[Exercise description]
Transcribe the lines below verbatim, skipping the images.

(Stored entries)
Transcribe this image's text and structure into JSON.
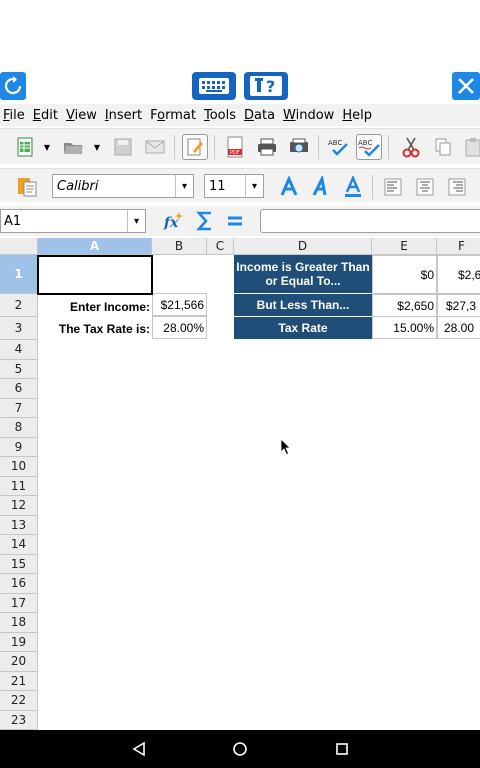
{
  "menu": [
    "File",
    "Edit",
    "View",
    "Insert",
    "Format",
    "Tools",
    "Data",
    "Window",
    "Help"
  ],
  "menu_mnemonics": [
    "F",
    "E",
    "V",
    "I",
    "o",
    "T",
    "D",
    "W",
    "H"
  ],
  "font": {
    "name": "Calibri",
    "size": "11"
  },
  "name_box": "A1",
  "columns": [
    "A",
    "B",
    "C",
    "D",
    "E",
    "F"
  ],
  "rows": [
    "1",
    "2",
    "3",
    "4",
    "5",
    "6",
    "7",
    "8",
    "9",
    "10",
    "11",
    "12",
    "13",
    "14",
    "15",
    "16",
    "17",
    "18",
    "19",
    "20",
    "21",
    "22",
    "23"
  ],
  "cells": {
    "A2": "Enter Income:",
    "A3": "The Tax Rate is:",
    "B2": "$21,566",
    "B3": "28.00%",
    "D1": "Income is Greater Than or Equal To...",
    "D2": "But Less Than...",
    "D3": "Tax Rate",
    "E1": "$0",
    "E2": "$2,650",
    "E3": "15.00%",
    "F1": "$2,6",
    "F2": "$27,3",
    "F3": "28.00"
  },
  "colors": {
    "header_dark": "#1f4e79",
    "selection": "#9fc3e8",
    "remote_blue": "#1e88e5"
  }
}
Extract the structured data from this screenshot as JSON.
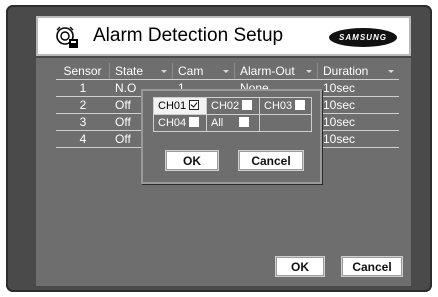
{
  "title": "Alarm Detection Setup",
  "brand": "SAMSUNG",
  "table": {
    "headers": [
      "Sensor",
      "State",
      "Cam",
      "Alarm-Out",
      "Duration"
    ],
    "rows": [
      {
        "sensor": "1",
        "state": "N.O",
        "cam": "1",
        "alarm_out": "None",
        "duration": "10sec"
      },
      {
        "sensor": "2",
        "state": "Off",
        "cam": "",
        "alarm_out": "",
        "duration": "10sec"
      },
      {
        "sensor": "3",
        "state": "Off",
        "cam": "",
        "alarm_out": "",
        "duration": "10sec"
      },
      {
        "sensor": "4",
        "state": "Off",
        "cam": "",
        "alarm_out": "",
        "duration": "10sec"
      }
    ]
  },
  "popup": {
    "channels": [
      {
        "label": "CH01",
        "checked": true
      },
      {
        "label": "CH02",
        "checked": false
      },
      {
        "label": "CH03",
        "checked": false
      },
      {
        "label": "CH04",
        "checked": false
      },
      {
        "label": "All",
        "checked": false
      }
    ],
    "ok_label": "OK",
    "cancel_label": "Cancel"
  },
  "footer": {
    "ok_label": "OK",
    "cancel_label": "Cancel"
  },
  "icons": {
    "title": "alarm-sensor-icon",
    "dropdown": "triangle-down-icon"
  }
}
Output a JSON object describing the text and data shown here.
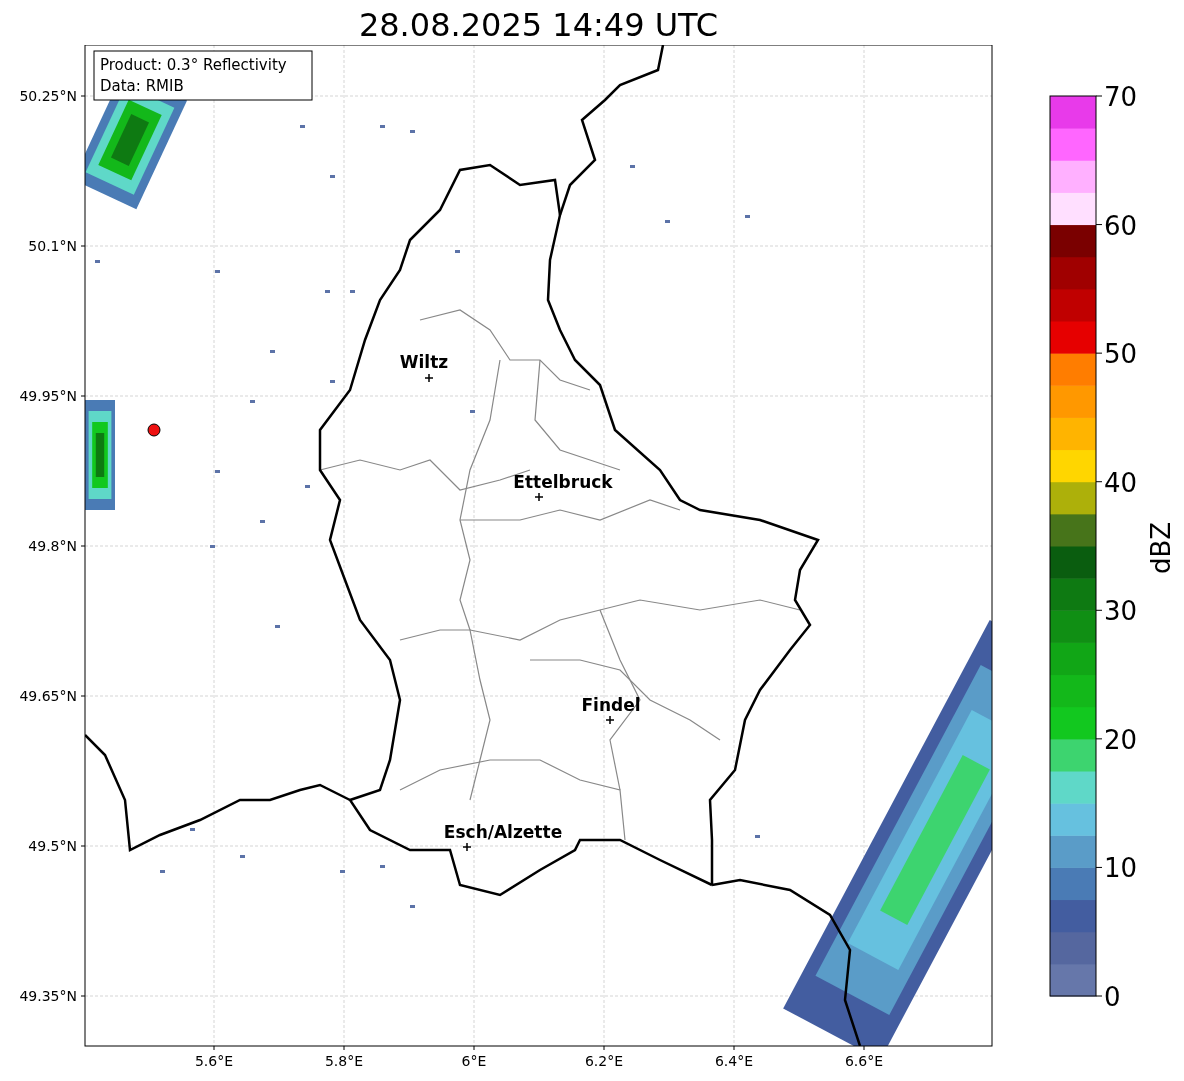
{
  "title": "28.08.2025 14:49 UTC",
  "info_box": [
    "Product: 0.3° Reflectivity",
    "Data: RMIB"
  ],
  "x_ticks": [
    "5.6°E",
    "5.8°E",
    "6°E",
    "6.2°E",
    "6.4°E",
    "6.6°E"
  ],
  "y_ticks": [
    "50.25°N",
    "50.1°N",
    "49.95°N",
    "49.8°N",
    "49.65°N",
    "49.5°N",
    "49.35°N"
  ],
  "cities": [
    {
      "name": "Wiltz"
    },
    {
      "name": "Ettelbruck"
    },
    {
      "name": "Findel"
    },
    {
      "name": "Esch/Alzette"
    }
  ],
  "colorbar": {
    "label": "dBZ",
    "ticks": [
      "70",
      "60",
      "50",
      "40",
      "30",
      "20",
      "10",
      "0"
    ],
    "segments": [
      {
        "color": "#6677aa"
      },
      {
        "color": "#55679f"
      },
      {
        "color": "#435da0"
      },
      {
        "color": "#4a7bb5"
      },
      {
        "color": "#5a9cc8"
      },
      {
        "color": "#66c1df"
      },
      {
        "color": "#5fd8c8"
      },
      {
        "color": "#3dd46f"
      },
      {
        "color": "#12c81f"
      },
      {
        "color": "#13b81a"
      },
      {
        "color": "#11a616"
      },
      {
        "color": "#108f14"
      },
      {
        "color": "#0e7a12"
      },
      {
        "color": "#0a5d0f"
      },
      {
        "color": "#47741a"
      },
      {
        "color": "#adb00a"
      },
      {
        "color": "#ffd600"
      },
      {
        "color": "#ffb400"
      },
      {
        "color": "#ff9800"
      },
      {
        "color": "#ff7d00"
      },
      {
        "color": "#e60000"
      },
      {
        "color": "#c00000"
      },
      {
        "color": "#a00000"
      },
      {
        "color": "#7a0000"
      },
      {
        "color": "#ffdfff"
      },
      {
        "color": "#ffb0ff"
      },
      {
        "color": "#ff66ff"
      },
      {
        "color": "#e83aea"
      }
    ]
  }
}
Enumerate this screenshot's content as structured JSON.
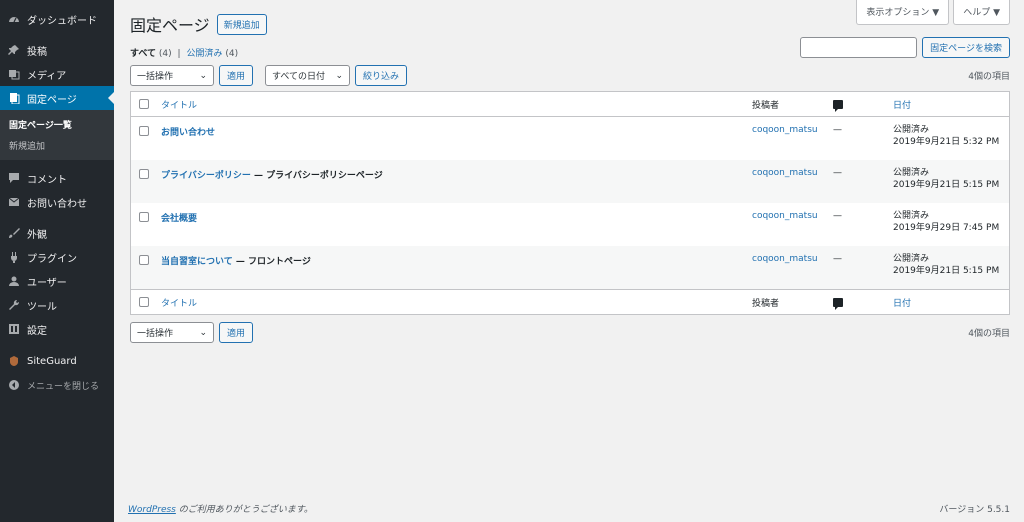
{
  "sidebar": {
    "items": [
      {
        "label": "ダッシュボード",
        "icon": "dashboard-icon"
      },
      {
        "label": "投稿",
        "icon": "pin-icon"
      },
      {
        "label": "メディア",
        "icon": "media-icon"
      },
      {
        "label": "固定ページ",
        "icon": "page-icon"
      },
      {
        "label": "コメント",
        "icon": "comment-icon"
      },
      {
        "label": "お問い合わせ",
        "icon": "mail-icon"
      },
      {
        "label": "外観",
        "icon": "brush-icon"
      },
      {
        "label": "プラグイン",
        "icon": "plugin-icon"
      },
      {
        "label": "ユーザー",
        "icon": "user-icon"
      },
      {
        "label": "ツール",
        "icon": "wrench-icon"
      },
      {
        "label": "設定",
        "icon": "settings-icon"
      },
      {
        "label": "SiteGuard",
        "icon": "siteguard-icon"
      }
    ],
    "submenu": {
      "all_pages": "固定ページ一覧",
      "add_new": "新規追加"
    },
    "collapse": "メニューを閉じる"
  },
  "header": {
    "title": "固定ページ",
    "add_new": "新規追加",
    "screen_options": "表示オプション ▼",
    "help": "ヘルプ ▼"
  },
  "filters": {
    "all": "すべて",
    "all_count": "(4)",
    "separator": "|",
    "published": "公開済み",
    "published_count": "(4)"
  },
  "search": {
    "button": "固定ページを検索",
    "value": ""
  },
  "tablenav": {
    "bulk_action": "一括操作",
    "apply": "適用",
    "all_dates": "すべての日付",
    "filter": "絞り込み",
    "items_count": "4個の項目"
  },
  "table": {
    "columns": {
      "title": "タイトル",
      "author": "投稿者",
      "date": "日付"
    },
    "rows": [
      {
        "title": "お問い合わせ",
        "state": "",
        "author": "coqoon_matsu",
        "comments": "—",
        "status": "公開済み",
        "date": "2019年9月21日 5:32 PM"
      },
      {
        "title": "プライバシーポリシー",
        "state": " — プライバシーポリシーページ",
        "author": "coqoon_matsu",
        "comments": "—",
        "status": "公開済み",
        "date": "2019年9月21日 5:15 PM"
      },
      {
        "title": "会社概要",
        "state": "",
        "author": "coqoon_matsu",
        "comments": "—",
        "status": "公開済み",
        "date": "2019年9月29日 7:45 PM"
      },
      {
        "title": "当自習室について",
        "state": " — フロントページ",
        "author": "coqoon_matsu",
        "comments": "—",
        "status": "公開済み",
        "date": "2019年9月21日 5:15 PM"
      }
    ]
  },
  "footer": {
    "wp_link": "WordPress",
    "thanks": " のご利用ありがとうございます。",
    "version": "バージョン 5.5.1"
  },
  "colors": {
    "sidebar_bg": "#23282d",
    "accent": "#0073aa",
    "link": "#2271b1"
  }
}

[Exercise result]
Transcribe this image's text and structure into JSON.
{
  "menu": [
    "File",
    "Edit",
    "View",
    "Insert",
    "Format",
    "Tools",
    "Data",
    "Window",
    "Help"
  ],
  "menu_mnemonics": [
    "F",
    "E",
    "V",
    "I",
    "o",
    "T",
    "D",
    "W",
    "H"
  ],
  "font": {
    "name": "Calibri",
    "size": "11"
  },
  "name_box": "A1",
  "columns": [
    "A",
    "B",
    "C",
    "D",
    "E",
    "F"
  ],
  "rows": [
    "1",
    "2",
    "3",
    "4",
    "5",
    "6",
    "7",
    "8",
    "9",
    "10",
    "11",
    "12",
    "13",
    "14",
    "15",
    "16",
    "17",
    "18",
    "19",
    "20",
    "21",
    "22",
    "23"
  ],
  "cells": {
    "A2": "Enter Income:",
    "A3": "The Tax Rate is:",
    "B2": "$21,566",
    "B3": "28.00%",
    "D1": "Income is Greater Than or Equal To...",
    "D2": "But Less Than...",
    "D3": "Tax Rate",
    "E1": "$0",
    "E2": "$2,650",
    "E3": "15.00%",
    "F1": "$2,6",
    "F2": "$27,3",
    "F3": "28.00"
  },
  "colors": {
    "header_dark": "#1f4e79",
    "selection": "#9fc3e8",
    "remote_blue": "#1e88e5"
  }
}
Extract the structured data from this screenshot as JSON.
{
  "title": "Alarm Detection Setup",
  "brand": "SAMSUNG",
  "table": {
    "headers": [
      "Sensor",
      "State",
      "Cam",
      "Alarm-Out",
      "Duration"
    ],
    "rows": [
      {
        "sensor": "1",
        "state": "N.O",
        "cam": "1",
        "alarm_out": "None",
        "duration": "10sec"
      },
      {
        "sensor": "2",
        "state": "Off",
        "cam": "",
        "alarm_out": "",
        "duration": "10sec"
      },
      {
        "sensor": "3",
        "state": "Off",
        "cam": "",
        "alarm_out": "",
        "duration": "10sec"
      },
      {
        "sensor": "4",
        "state": "Off",
        "cam": "",
        "alarm_out": "",
        "duration": "10sec"
      }
    ]
  },
  "popup": {
    "channels": [
      {
        "label": "CH01",
        "checked": true
      },
      {
        "label": "CH02",
        "checked": false
      },
      {
        "label": "CH03",
        "checked": false
      },
      {
        "label": "CH04",
        "checked": false
      },
      {
        "label": "All",
        "checked": false
      }
    ],
    "ok_label": "OK",
    "cancel_label": "Cancel"
  },
  "footer": {
    "ok_label": "OK",
    "cancel_label": "Cancel"
  },
  "icons": {
    "title": "alarm-sensor-icon",
    "dropdown": "triangle-down-icon"
  }
}
Output a JSON object describing the text and data shown here.
{
  "title": "28.08.2025 14:49 UTC",
  "info_box": [
    "Product: 0.3° Reflectivity",
    "Data: RMIB"
  ],
  "x_ticks": [
    "5.6°E",
    "5.8°E",
    "6°E",
    "6.2°E",
    "6.4°E",
    "6.6°E"
  ],
  "y_ticks": [
    "50.25°N",
    "50.1°N",
    "49.95°N",
    "49.8°N",
    "49.65°N",
    "49.5°N",
    "49.35°N"
  ],
  "cities": [
    {
      "name": "Wiltz"
    },
    {
      "name": "Ettelbruck"
    },
    {
      "name": "Findel"
    },
    {
      "name": "Esch/Alzette"
    }
  ],
  "colorbar": {
    "label": "dBZ",
    "ticks": [
      "70",
      "60",
      "50",
      "40",
      "30",
      "20",
      "10",
      "0"
    ],
    "segments": [
      {
        "color": "#6677aa"
      },
      {
        "color": "#55679f"
      },
      {
        "color": "#435da0"
      },
      {
        "color": "#4a7bb5"
      },
      {
        "color": "#5a9cc8"
      },
      {
        "color": "#66c1df"
      },
      {
        "color": "#5fd8c8"
      },
      {
        "color": "#3dd46f"
      },
      {
        "color": "#12c81f"
      },
      {
        "color": "#13b81a"
      },
      {
        "color": "#11a616"
      },
      {
        "color": "#108f14"
      },
      {
        "color": "#0e7a12"
      },
      {
        "color": "#0a5d0f"
      },
      {
        "color": "#47741a"
      },
      {
        "color": "#adb00a"
      },
      {
        "color": "#ffd600"
      },
      {
        "color": "#ffb400"
      },
      {
        "color": "#ff9800"
      },
      {
        "color": "#ff7d00"
      },
      {
        "color": "#e60000"
      },
      {
        "color": "#c00000"
      },
      {
        "color": "#a00000"
      },
      {
        "color": "#7a0000"
      },
      {
        "color": "#ffdfff"
      },
      {
        "color": "#ffb0ff"
      },
      {
        "color": "#ff66ff"
      },
      {
        "color": "#e83aea"
      }
    ]
  }
}
Enumerate this screenshot's content as structured JSON.
{
  "sidebar": {
    "items": [
      {
        "label": "ダッシュボード",
        "icon": "dashboard-icon"
      },
      {
        "label": "投稿",
        "icon": "pin-icon"
      },
      {
        "label": "メディア",
        "icon": "media-icon"
      },
      {
        "label": "固定ページ",
        "icon": "page-icon"
      },
      {
        "label": "コメント",
        "icon": "comment-icon"
      },
      {
        "label": "お問い合わせ",
        "icon": "mail-icon"
      },
      {
        "label": "外観",
        "icon": "brush-icon"
      },
      {
        "label": "プラグイン",
        "icon": "plugin-icon"
      },
      {
        "label": "ユーザー",
        "icon": "user-icon"
      },
      {
        "label": "ツール",
        "icon": "wrench-icon"
      },
      {
        "label": "設定",
        "icon": "settings-icon"
      },
      {
        "label": "SiteGuard",
        "icon": "siteguard-icon"
      }
    ],
    "submenu": {
      "all_pages": "固定ページ一覧",
      "add_new": "新規追加"
    },
    "collapse": "メニューを閉じる"
  },
  "header": {
    "title": "固定ページ",
    "add_new": "新規追加",
    "screen_options": "表示オプション ▼",
    "help": "ヘルプ ▼"
  },
  "filters": {
    "all": "すべて",
    "all_count": "(4)",
    "separator": "|",
    "published": "公開済み",
    "published_count": "(4)"
  },
  "search": {
    "button": "固定ページを検索",
    "value": ""
  },
  "tablenav": {
    "bulk_action": "一括操作",
    "apply": "適用",
    "all_dates": "すべての日付",
    "filter": "絞り込み",
    "items_count": "4個の項目"
  },
  "table": {
    "columns": {
      "title": "タイトル",
      "author": "投稿者",
      "date": "日付"
    },
    "rows": [
      {
        "title": "お問い合わせ",
        "state": "",
        "author": "coqoon_matsu",
        "comments": "—",
        "status": "公開済み",
        "date": "2019年9月21日 5:32 PM"
      },
      {
        "title": "プライバシーポリシー",
        "state": " — プライバシーポリシーページ",
        "author": "coqoon_matsu",
        "comments": "—",
        "status": "公開済み",
        "date": "2019年9月21日 5:15 PM"
      },
      {
        "title": "会社概要",
        "state": "",
        "author": "coqoon_matsu",
        "comments": "—",
        "status": "公開済み",
        "date": "2019年9月29日 7:45 PM"
      },
      {
        "title": "当自習室について",
        "state": " — フロントページ",
        "author": "coqoon_matsu",
        "comments": "—",
        "status": "公開済み",
        "date": "2019年9月21日 5:15 PM"
      }
    ]
  },
  "footer": {
    "wp_link": "WordPress",
    "thanks": " のご利用ありがとうございます。",
    "version": "バージョン 5.5.1"
  },
  "colors": {
    "sidebar_bg": "#23282d",
    "accent": "#0073aa",
    "link": "#2271b1"
  }
}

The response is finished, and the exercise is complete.